● EXERCISE DETAILS
Return each line of the listing that contains the string "text".

┌──

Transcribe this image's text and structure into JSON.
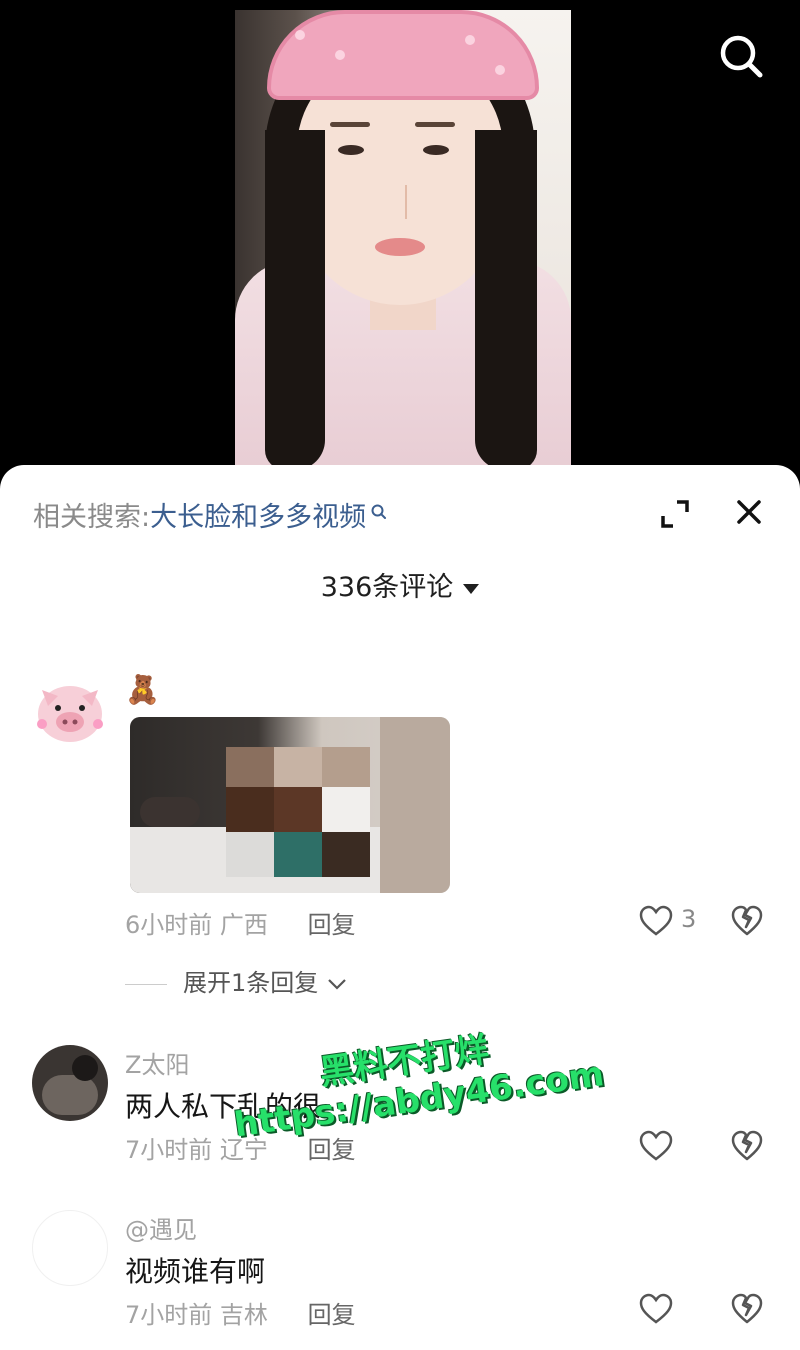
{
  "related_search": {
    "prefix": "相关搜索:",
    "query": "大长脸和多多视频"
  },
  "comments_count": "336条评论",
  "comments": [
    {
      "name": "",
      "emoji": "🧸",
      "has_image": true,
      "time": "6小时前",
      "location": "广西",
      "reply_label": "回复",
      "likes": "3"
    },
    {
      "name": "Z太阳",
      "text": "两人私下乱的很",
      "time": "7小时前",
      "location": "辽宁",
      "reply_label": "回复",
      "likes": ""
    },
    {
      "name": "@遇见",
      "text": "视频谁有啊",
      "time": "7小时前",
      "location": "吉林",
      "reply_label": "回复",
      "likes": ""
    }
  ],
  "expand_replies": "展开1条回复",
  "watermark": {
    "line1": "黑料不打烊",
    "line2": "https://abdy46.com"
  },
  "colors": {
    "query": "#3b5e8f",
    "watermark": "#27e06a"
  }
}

└──

● TASK ANSWER
Transcribe this image's text and structure into JSON.
      "text": "两人私下乱的很",
      "text": "视频谁有啊",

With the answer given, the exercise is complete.